**Aufgaben**
a) Schreiben Sie aus dem Textauszug über „Spatz und Engel“ die Passage von „Das Stück wurde“ bis einschließlich „enganliegenden Abendkleid präsentierte.“ wortgetreu ab.
b) Zählen Sie alle Personen aus Edith Piafs Leben auf, die der Textauszug über „Spatz und Engel“ namentlich als Rollen von Guntbert Warns und Ralph Morgenstern nennt.

**Textauszug**

════════════════════

Ernst Deutsch Theater / Spatz und Engel hier Anika Mauer als Marlene, Vasilki Roussi als Edith, sowie die Herren Guntbert Warns und Ralph Morgenstern © Wolfgang Radtke
Ernst Deutsch Theater / Spatz und Engel hier Anika Mauer als Marlene, Vasilki Roussi als Edith,sowie die Herren Guntbert Warns und Ralph Morgenstern © Wolfgang Radtke

Das Stück wurde 2013 am Wiener Burgtheater uraufgeführt und trat schnell seinen Siegeszug durch die deutsche Theaterlandschaft an.  Nun ist das Stück auch in Hamburg angekommen, und in der Regie von Thorsten Fischer erlebte das Publikum des Ernst-Deutsch-Theater eine sensationelle und musikalisch grandiose Aufführung mit Anika Mauer als Marlene und Vasiliki Roussi als Edith, die nicht nur optisch den beiden Legenden entsprachen, sondern auch von der Gestik und Mimik, der Stimmfarben und des Gesangsstils ähnelten beide nahezu perfekt ihren Vorbildern. Edith trug den ganzen Abend ihr kurzes schwarzes Kleid, ihr „Markenzeichen“ sozusagen, während sich Marlene meist im schwarzen Rollkragenpulli und schwarzer Hose, dann im Frack mit Zylinder wie in ihrem Film „Marokko“, und schließlich in ihrem berühmten hellen enganliegenden Abendkleid präsentierte.

Auf leerer Bühne vor einem die gesamte Bühnenrückwand einnehmenden, von Neonlicht  umrahmten Spiegel agieren und singen die beiden Stars, flankiert von Guntbert Warns und Ralph Morgenstern, die in verschiedene Rollen schlüpfen, ersterer u.a. in die Rolle des neuen Liebhabers von Edith Piaf, des Boxers Marcel Cerdan, der tragisch bei einem Flugzeugabsturz ums Leben kam, was bei ihr, die ohnehin leicht, locker, zügellos, exzessiv lebte, dem Alkohol und den Drogen nicht abgeneigt war, zu einem totalen seelischen Zusammenbruch führte. Weitere von den beiden Herren dargestellte Personen auf dem Lebensweg der Edith Piaf waren u.a. Yves Montand, dessen Karriere Edith zu Beginn sehr förderte, wie auch Jacques Pills, mit dem sie von 1952 bis 1956 verheiratet war und dessen Trauzeugin Marlene bei dieser Heirat gewesen ist. Gegen Ende des Stücks sitzt Edith im Rollstuhl in einem Krankenhaus, gezeichnet von Drogen- und Alkoholmußbrauch – in der Realität war es allerdings ein schwerer Autounfall, verursacht von ihrem Schützling Georges Moustaki, bei dem sie schwer verletzt wurde und monatelang ans Krankenhausbett gefesselt war. In dieser Zeit schrieb Georges Moustaki für sie den späteren Welt-Hit „Milord“.

════════════════════

**Material**
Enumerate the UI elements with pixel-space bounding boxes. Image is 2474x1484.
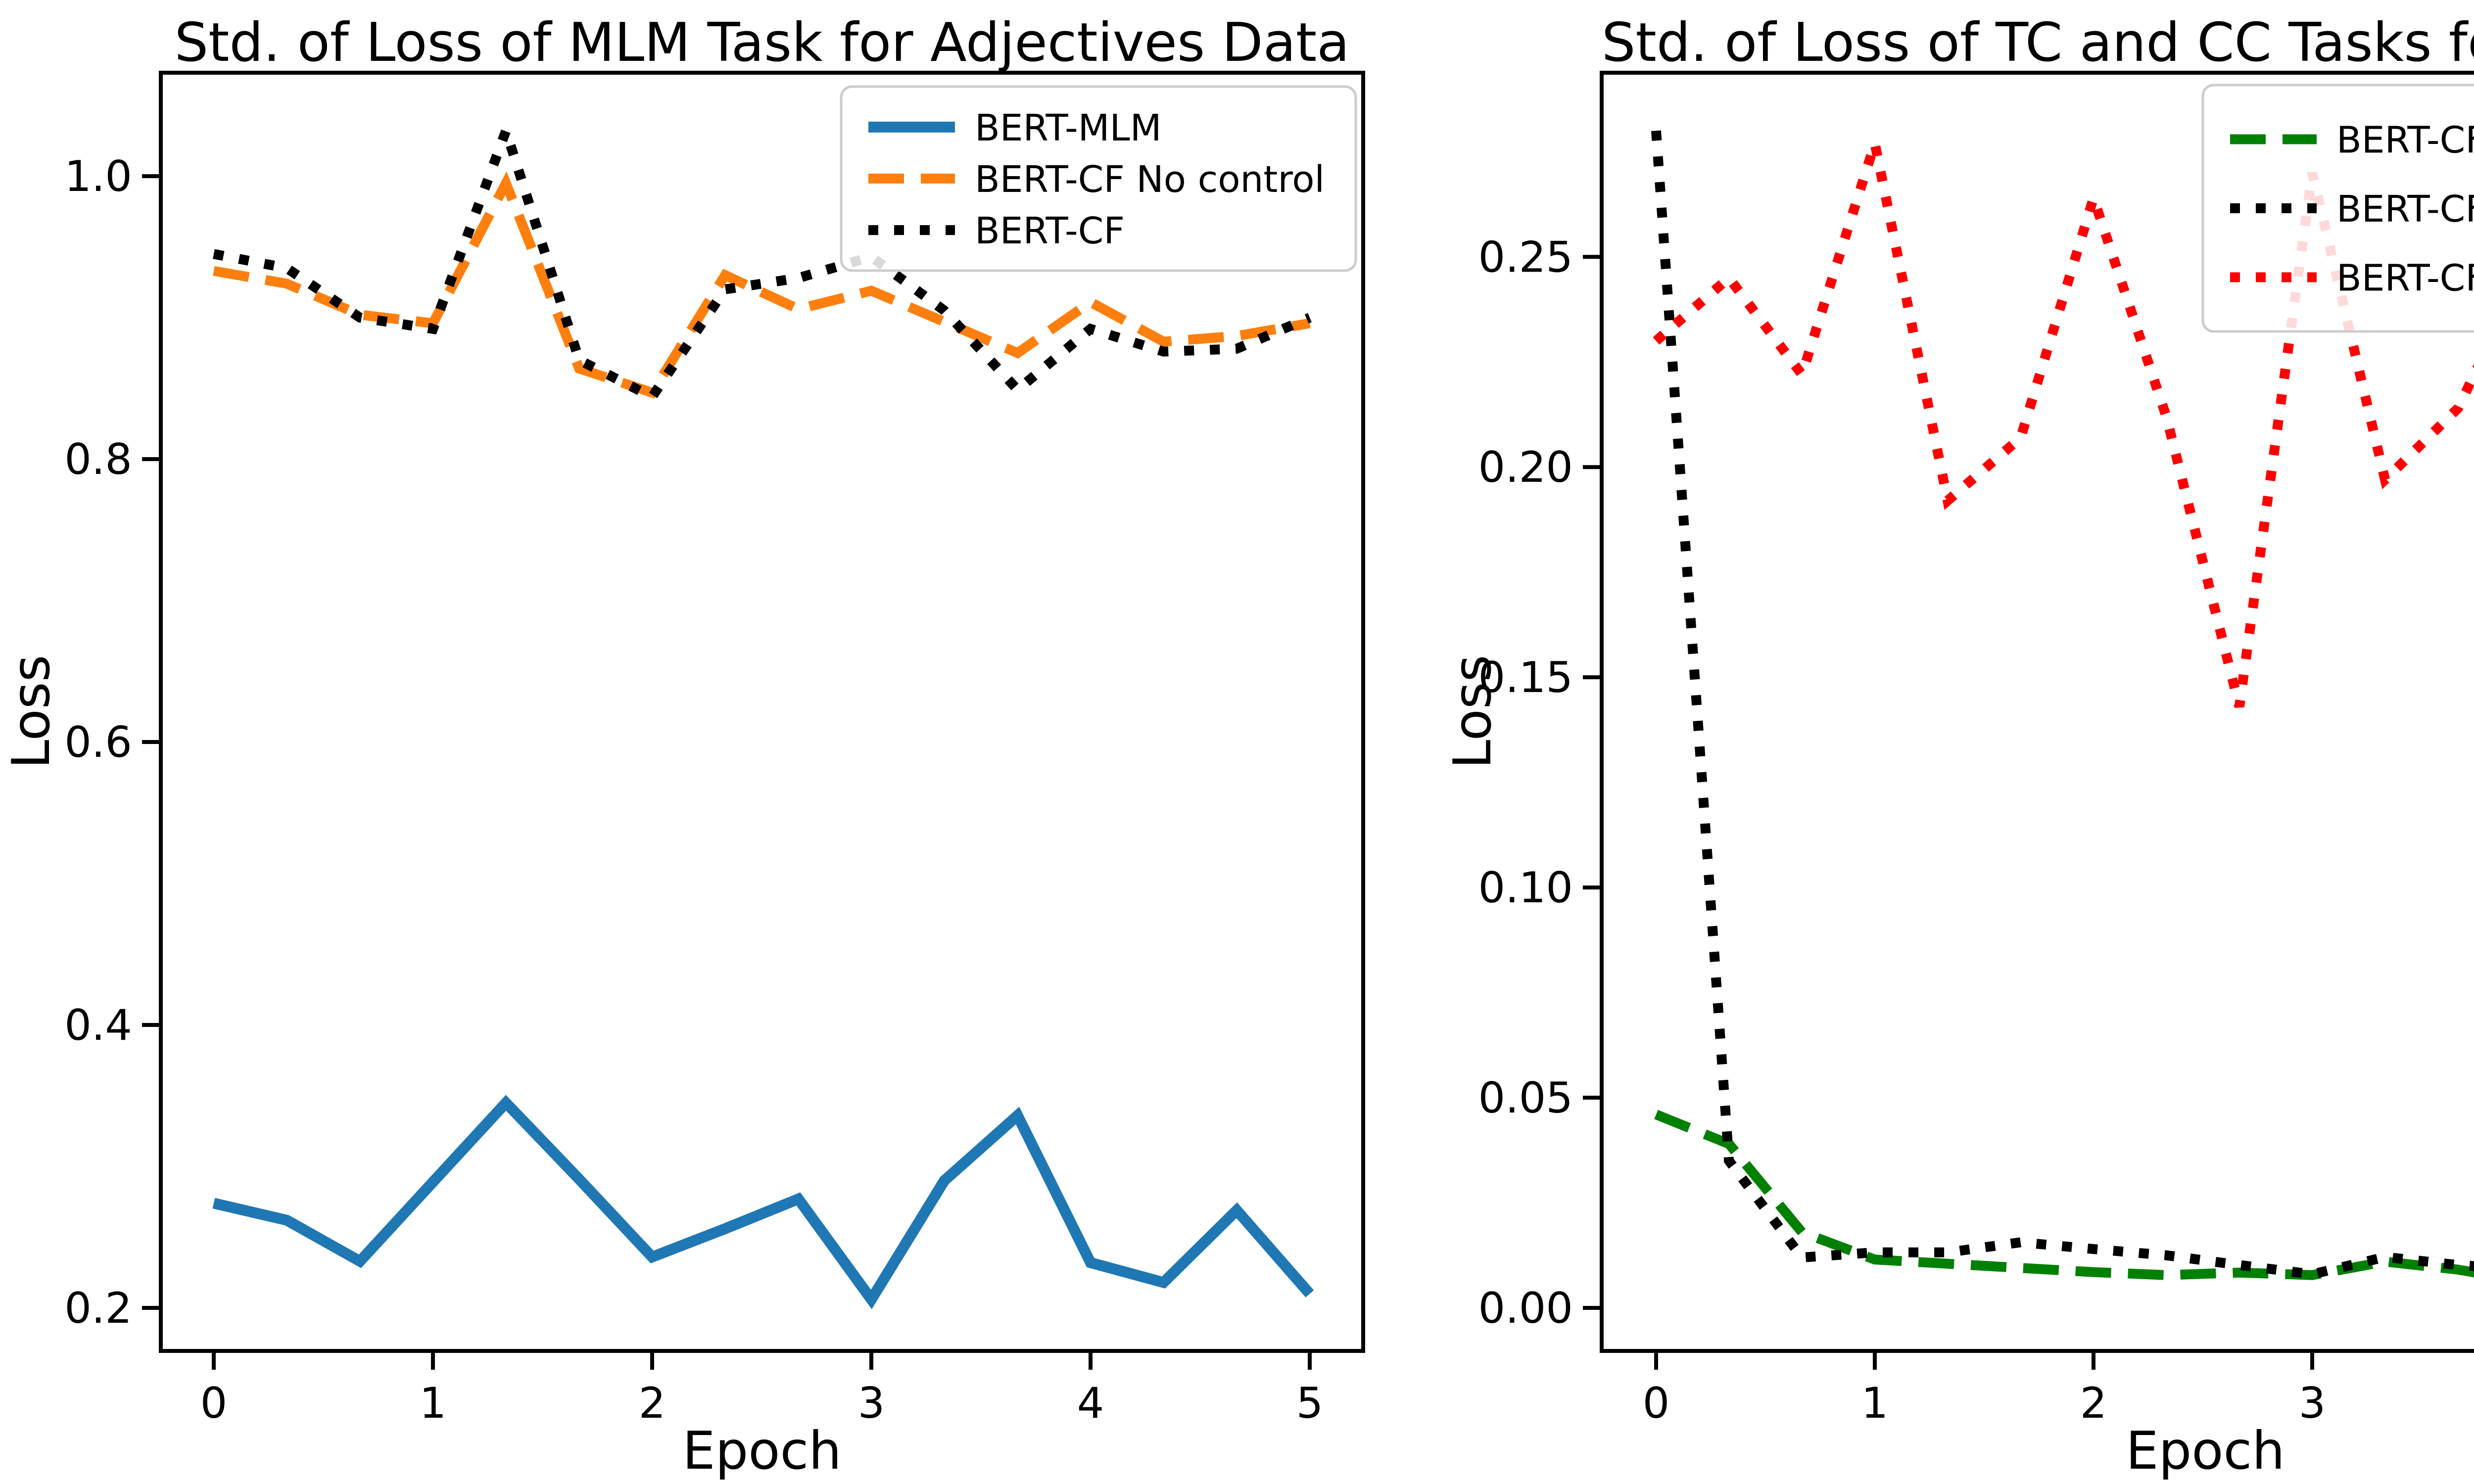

════════════════════

**Lösungen**
a)
Das Stück wurde 2013 am Wiener Burgtheater uraufgeführt und trat schnell seinen Siegeszug durch die deutsche Theaterlandschaft an.  Nun ist das Stück auch in Hamburg angekommen, und in der Regie von Thorsten Fischer erlebte das Publikum des Ernst-Deutsch-Theater eine sensationelle und musikalisch grandiose Aufführung mit Anika Mauer als Marlene und Vasiliki Roussi als Edith, die nicht nur optisch den beiden Legenden entsprachen, sondern auch von der Gestik und Mimik, der Stimmfarben und des Gesangsstils ähnelten beide nahezu perfekt ihren Vorbildern. Edith trug den ganzen Abend ihr kurzes schwarzes Kleid, ihr „Markenzeichen“ sozusagen, während sich Marlene meist im schwarzen Rollkragenpulli und schwarzer Hose, dann im Frack mit Zylinder wie in ihrem Film „Marokko“, und schließlich in ihrem berühmten hellen enganliegenden Abendkleid präsentierte.

b) Marcel Cerdan, Yves Montand, Jacques Pills